Dataset entries:

## begin

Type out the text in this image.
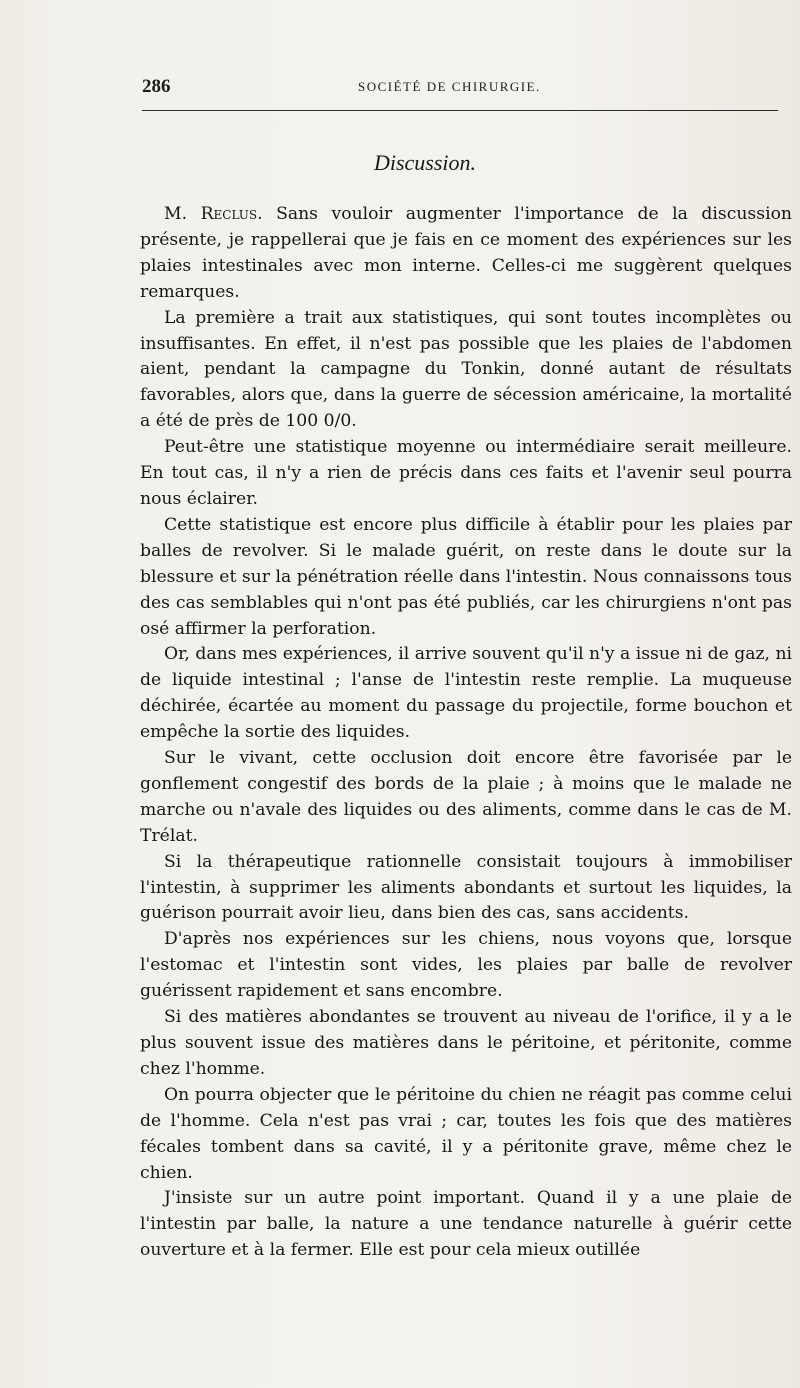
286	SOCIÉTÉ DE CHIRURGIE.
Discussion.

M. Reclus. Sans vouloir augmenter l'importance de la discussion présente, je rappellerai que je fais en ce moment des expériences sur les plaies intestinales avec mon interne. Celles-ci me suggèrent quelques remarques.

La première a trait aux statistiques, qui sont toutes incomplètes ou insuffisantes. En effet, il n'est pas possible que les plaies de l'abdomen aient, pendant la campagne du Tonkin, donné autant de résultats favorables, alors que, dans la guerre de sécession américaine, la mortalité a été de près de 100 0/0.

Peut-être une statistique moyenne ou intermédiaire serait meilleure. En tout cas, il n'y a rien de précis dans ces faits et l'avenir seul pourra nous éclairer.

Cette statistique est encore plus difficile à établir pour les plaies par balles de revolver. Si le malade guérit, on reste dans le doute sur la blessure et sur la pénétration réelle dans l'intestin. Nous connaissons tous des cas semblables qui n'ont pas été publiés, car les chirurgiens n'ont pas osé affirmer la perforation.

Or, dans mes expériences, il arrive souvent qu'il n'y a issue ni de gaz, ni de liquide intestinal ; l'anse de l'intestin reste remplie. La muqueuse déchirée, écartée au moment du passage du projectile, forme bouchon et empêche la sortie des liquides.

Sur le vivant, cette occlusion doit encore être favorisée par le gonflement congestif des bords de la plaie ; à moins que le malade ne marche ou n'avale des liquides ou des aliments, comme dans le cas de M. Trélat.

Si la thérapeutique rationnelle consistait toujours à immobiliser l'intestin, à supprimer les aliments abondants et surtout les liquides, la guérison pourrait avoir lieu, dans bien des cas, sans accidents.

D'après nos expériences sur les chiens, nous voyons que, lorsque l'estomac et l'intestin sont vides, les plaies par balle de revolver guérissent rapidement et sans encombre.

Si des matières abondantes se trouvent au niveau de l'orifice, il y a le plus souvent issue des matières dans le péritoine, et péritonite, comme chez l'homme.

On pourra objecter que le péritoine du chien ne réagit pas comme celui de l'homme. Cela n'est pas vrai ; car, toutes les fois que des matières fécales tombent dans sa cavité, il y a péritonite grave, même chez le chien.

J'insiste sur un autre point important. Quand il y a une plaie de l'intestin par balle, la nature a une tendance naturelle à guérir cette ouverture et à la fermer. Elle est pour cela mieux outillée
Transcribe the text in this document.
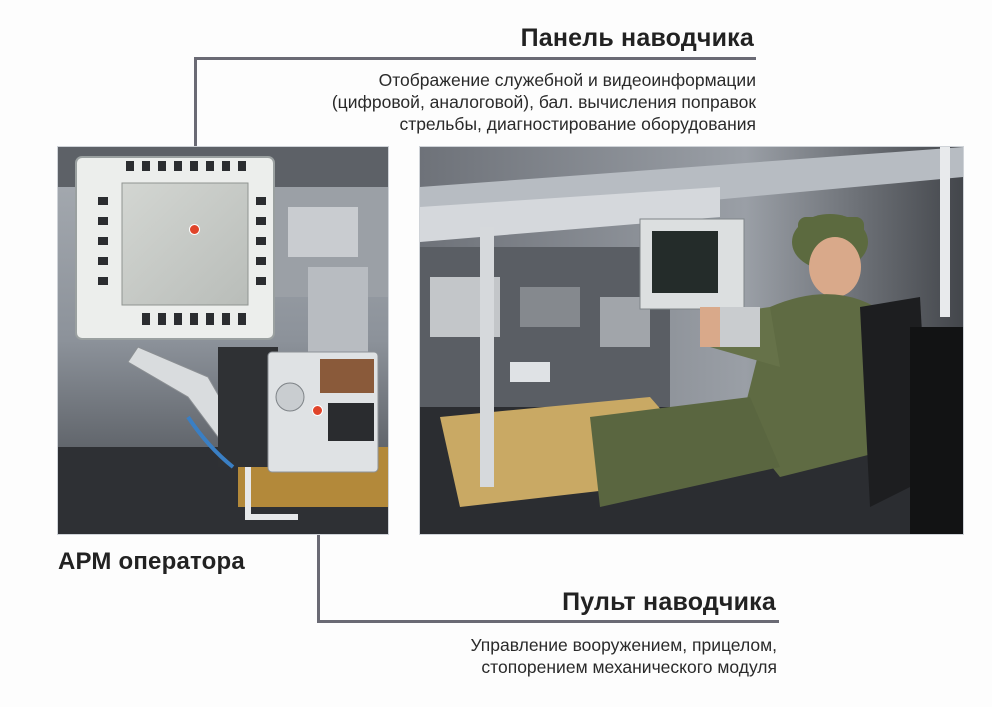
Панель наводчика
Отображение служебной и видеоинформации
(цифровой, аналоговой), бал. вычисления поправок
стрельбы, диагностирование оборудования
АРМ оператора
Пульт наводчика
Управление вооружением, прицелом,
стопорением механического модуля
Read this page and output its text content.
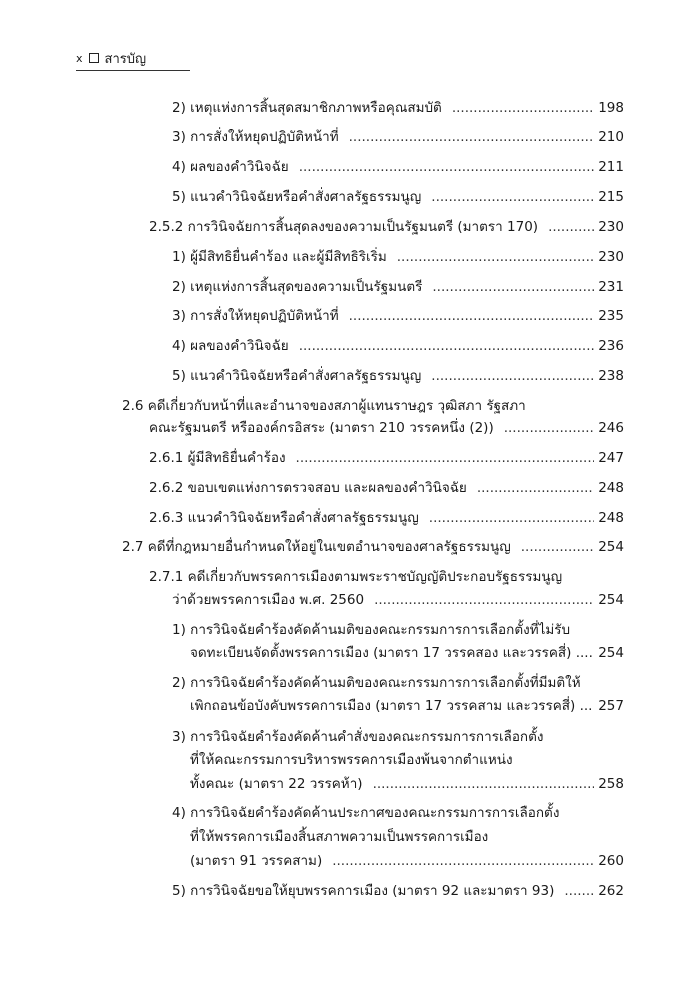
x สารบัญ
2) เหตุแห่งการสิ้นสุดสมาชิกภาพหรือคุณสมบัติ .....	198
3) การสั่งให้หยุดปฏิบัติหน้าที่ .....	210
4) ผลของคำวินิจฉัย .....	211
5) แนวคำวินิจฉัยหรือคำสั่งศาลรัฐธรรมนูญ .....	215
2.5.2 การวินิจฉัยการสิ้นสุดลงของความเป็นรัฐมนตรี (มาตรา 170) .....	230
1) ผู้มีสิทธิยื่นคำร้อง และผู้มีสิทธิริเริ่ม .....	230
2) เหตุแห่งการสิ้นสุดของความเป็นรัฐมนตรี .....	231
3) การสั่งให้หยุดปฏิบัติหน้าที่ .....	235
4) ผลของคำวินิจฉัย .....	236
5) แนวคำวินิจฉัยหรือคำสั่งศาลรัฐธรรมนูญ .....	238
2.6 คดีเกี่ยวกับหน้าที่และอำนาจของสภาผู้แทนราษฎร วุฒิสภา รัฐสภา
คณะรัฐมนตรี หรือองค์กรอิสระ (มาตรา 210 วรรคหนึ่ง (2)) .....	246
2.6.1 ผู้มีสิทธิยื่นคำร้อง .....	247
2.6.2 ขอบเขตแห่งการตรวจสอบ และผลของคำวินิจฉัย .....	248
2.6.3 แนวคำวินิจฉัยหรือคำสั่งศาลรัฐธรรมนูญ .....	248
2.7 คดีที่กฎหมายอื่นกำหนดให้อยู่ในเขตอำนาจของศาลรัฐธรรมนูญ .....	254
2.7.1 คดีเกี่ยวกับพรรคการเมืองตามพระราชบัญญัติประกอบรัฐธรรมนูญ
ว่าด้วยพรรคการเมือง พ.ศ. 2560 .....	254
1) การวินิจฉัยคำร้องคัดค้านมติของคณะกรรมการการเลือกตั้งที่ไม่รับ
จดทะเบียนจัดตั้งพรรคการเมือง (มาตรา 17 วรรคสอง และวรรคสี่) .... 254
2) การวินิจฉัยคำร้องคัดค้านมติของคณะกรรมการการเลือกตั้งที่มีมติให้
เพิกถอนข้อบังคับพรรคการเมือง (มาตรา 17 วรรคสาม และวรรคสี่) ... 257
3) การวินิจฉัยคำร้องคัดค้านคำสั่งของคณะกรรมการการเลือกตั้ง
ที่ให้คณะกรรมการบริหารพรรคการเมืองพ้นจากตำแหน่ง
ทั้งคณะ (มาตรา 22 วรรคห้า) .....	258
4) การวินิจฉัยคำร้องคัดค้านประกาศของคณะกรรมการการเลือกตั้ง
ที่ให้พรรคการเมืองสิ้นสภาพความเป็นพรรคการเมือง
(มาตรา 91 วรรคสาม) .....	260
5) การวินิจฉัยขอให้ยุบพรรคการเมือง (มาตรา 92 และมาตรา 93) .....	262
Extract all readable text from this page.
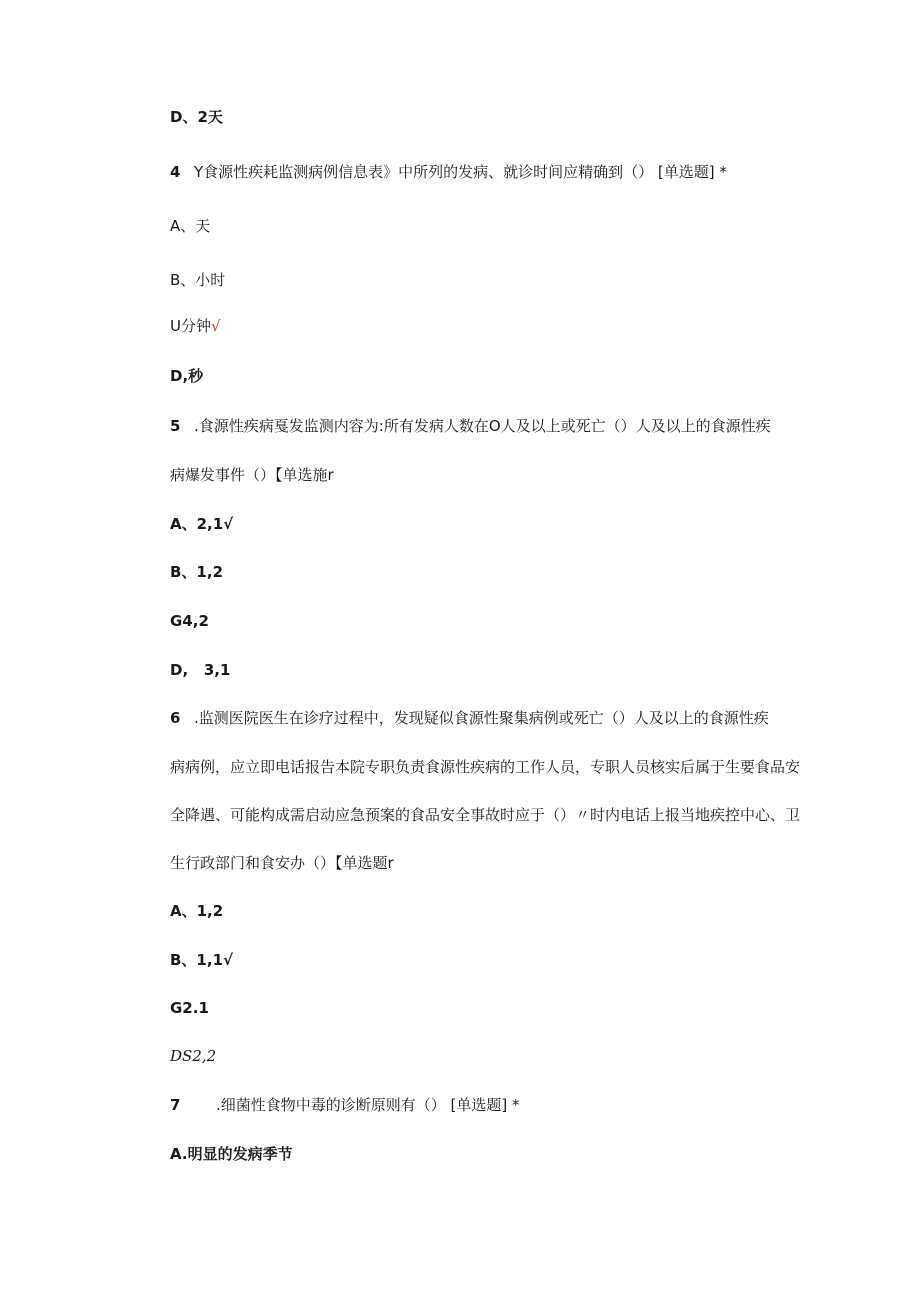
D、2天
4 Y食源性疾耗监测病例信息表》中所列的发病、就诊时间应精确到（） [单选题] *
A、天
B、小时
U分钟√
D,秒
5 .食源性疾病戛发监测内容为:所有发病人数在O人及以上或死亡（）人及以上的食源性疾
病爆发事件（）【单选施r
A、2,1√
B、1,2
G4,2
D,   3,1
6 .监测医院医生在诊疗过程中，发现疑似食源性聚集病例或死亡（）人及以上的食源性疾
病病例，应立即电话报告本院专职负责食源性疾病的工作人员，专职人员核实后属于生要食品安
全降遇、可能构成需启动应急预案的食品安全事故时应于（）〃时内电话上报当地疾控中心、卫
生行政部门和食安办（）【单选题r
A、1,2
B、1,1√
G2.1
DS2,2
7 .细菌性食物中毒的诊断原则有（） [单选题] *
A.明显的发病季节
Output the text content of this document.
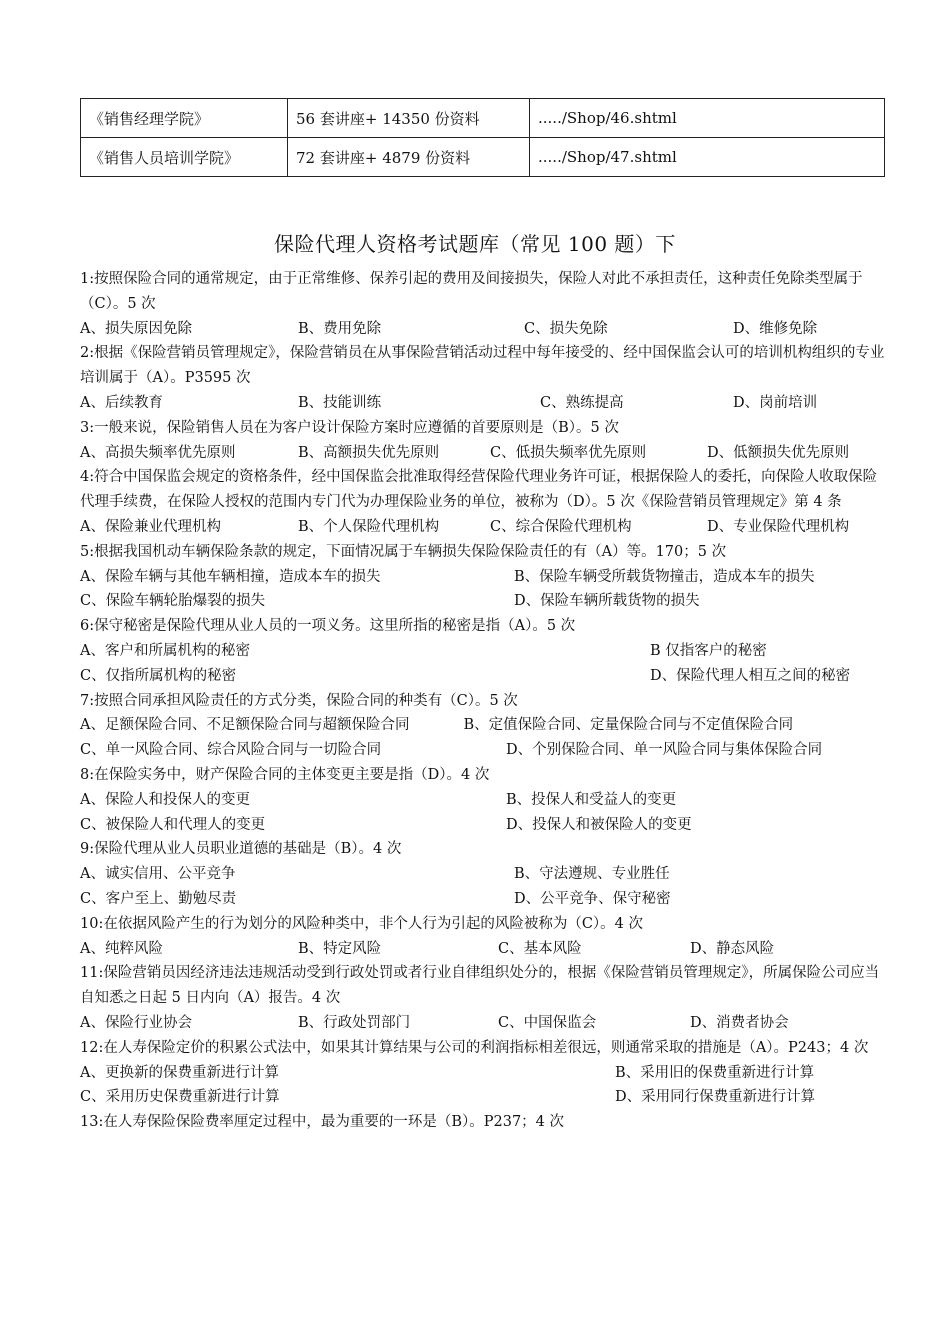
《销售经理学院》	56 套讲座+ 14350 份资料	...../Shop/46.shtml
《销售人员培训学院》	72 套讲座+ 4879 份资料	...../Shop/47.shtml
保险代理人资格考试题库（常见 100 题）下

1:按照保险合同的通常规定，由于正常维修、保养引起的费用及间接损失，保险人对此不承担责任，这种责任免除类型属于（C）。5 次

A、损失原因免除	B、费用免除	C、损失免除	D、维修免除

2:根据《保险营销员管理规定》，保险营销员在从事保险营销活动过程中每年接受的、经中国保监会认可的培训机构组织的专业培训属于（A）。P3595 次

A、后续教育	B、技能训练	C、熟练提高	D、岗前培训

3:一般来说，保险销售人员在为客户设计保险方案时应遵循的首要原则是（B）。5 次

A、高损失频率优先原则	B、高额损失优先原则	C、低损失频率优先原则	D、低额损失优先原则

4:符合中国保监会规定的资格条件，经中国保监会批准取得经营保险代理业务许可证，根据保险人的委托，向保险人收取保险代理手续费，在保险人授权的范围内专门代为办理保险业务的单位，被称为（D）。5 次《保险营销员管理规定》第 4 条

A、保险兼业代理机构	B、个人保险代理机构	C、综合保险代理机构	D、专业保险代理机构

5:根据我国机动车辆保险条款的规定，下面情况属于车辆损失保险保险责任的有（A）等。170；5 次

A、保险车辆与其他车辆相撞，造成本车的损失	B、保险车辆受所载货物撞击，造成本车的损失
C、保险车辆轮胎爆裂的损失	D、保险车辆所载货物的损失

6:保守秘密是保险代理从业人员的一项义务。这里所指的秘密是指（A）。5 次

A、客户和所属机构的秘密	B 仅指客户的秘密
C、仅指所属机构的秘密	D、保险代理人相互之间的秘密

7:按照合同承担风险责任的方式分类，保险合同的种类有（C）。5 次

A、足额保险合同、不足额保险合同与超额保险合同	B、定值保险合同、定量保险合同与不定值保险合同

C、单一风险合同、综合风险合同与一切险合同	D、个别保险合同、单一风险合同与集体保险合同

8:在保险实务中，财产保险合同的主体变更主要是指（D）。4 次

A、保险人和投保人的变更	B、投保人和受益人的变更
C、被保险人和代理人的变更	D、投保人和被保险人的变更

9:保险代理从业人员职业道德的基础是（B）。4 次

A、诚实信用、公平竞争	B、守法遵规、专业胜任
C、客户至上、勤勉尽责	D、公平竞争、保守秘密

10:在依据风险产生的行为划分的风险种类中，非个人行为引起的风险被称为（C）。4 次

A、纯粹风险	B、特定风险	C、基本风险	D、静态风险

11:保险营销员因经济违法违规活动受到行政处罚或者行业自律组织处分的，根据《保险营销员管理规定》，所属保险公司应当自知悉之日起 5 日内向（A）报告。4 次

A、保险行业协会	B、行政处罚部门	C、中国保监会	D、消费者协会

12:在人寿保险定价的积累公式法中，如果其计算结果与公司的利润指标相差很远，则通常采取的措施是（A）。P243；4 次

A、更换新的保费重新进行计算	B、采用旧的保费重新进行计算
C、采用历史保费重新进行计算	D、采用同行保费重新进行计算

13:在人寿保险保险费率厘定过程中，最为重要的一环是（B）。P237；4 次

## end

DIRECTION.
Please list every line of the records that contains "document".

RESULT OF THIS TASK.
Transcribe the text in this document.
Output the text content of this document.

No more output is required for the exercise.